▸ **Stored entries**
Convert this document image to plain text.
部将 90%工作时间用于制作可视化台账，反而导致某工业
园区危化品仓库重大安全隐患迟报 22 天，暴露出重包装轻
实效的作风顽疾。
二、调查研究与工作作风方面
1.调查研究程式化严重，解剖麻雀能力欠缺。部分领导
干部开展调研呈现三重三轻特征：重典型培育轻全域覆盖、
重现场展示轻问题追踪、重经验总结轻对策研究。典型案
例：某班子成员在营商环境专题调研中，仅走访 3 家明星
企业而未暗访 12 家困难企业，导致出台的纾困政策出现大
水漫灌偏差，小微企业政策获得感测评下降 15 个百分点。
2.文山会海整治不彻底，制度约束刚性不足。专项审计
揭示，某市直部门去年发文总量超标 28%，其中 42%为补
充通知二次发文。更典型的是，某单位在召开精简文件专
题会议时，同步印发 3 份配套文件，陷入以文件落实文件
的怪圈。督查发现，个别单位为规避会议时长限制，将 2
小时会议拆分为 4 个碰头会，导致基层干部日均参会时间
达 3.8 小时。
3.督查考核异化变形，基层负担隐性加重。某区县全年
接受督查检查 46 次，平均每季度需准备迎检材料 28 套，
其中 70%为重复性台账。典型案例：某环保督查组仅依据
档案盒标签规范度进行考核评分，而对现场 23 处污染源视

▸ **TASK DIRECTIONS**
Quote each line above in full, word for word.

▸ **SOLVED EXERCISE**
Convert this document image to plain text.
部将 90%工作时间用于制作可视化台账，反而导致某工业
园区危化品仓库重大安全隐患迟报 22 天，暴露出重包装轻
实效的作风顽疾。
二、调查研究与工作作风方面
1.调查研究程式化严重，解剖麻雀能力欠缺。部分领导
干部开展调研呈现三重三轻特征：重典型培育轻全域覆盖、
重现场展示轻问题追踪、重经验总结轻对策研究。典型案
例：某班子成员在营商环境专题调研中，仅走访 3 家明星
企业而未暗访 12 家困难企业，导致出台的纾困政策出现大
水漫灌偏差，小微企业政策获得感测评下降 15 个百分点。
2.文山会海整治不彻底，制度约束刚性不足。专项审计
揭示，某市直部门去年发文总量超标 28%，其中 42%为补
充通知二次发文。更典型的是，某单位在召开精简文件专
题会议时，同步印发 3 份配套文件，陷入以文件落实文件
的怪圈。督查发现，个别单位为规避会议时长限制，将 2
小时会议拆分为 4 个碰头会，导致基层干部日均参会时间
达 3.8 小时。
3.督查考核异化变形，基层负担隐性加重。某区县全年
接受督查检查 46 次，平均每季度需准备迎检材料 28 套，
其中 70%为重复性台账。典型案例：某环保督查组仅依据
档案盒标签规范度进行考核评分，而对现场 23 处污染源视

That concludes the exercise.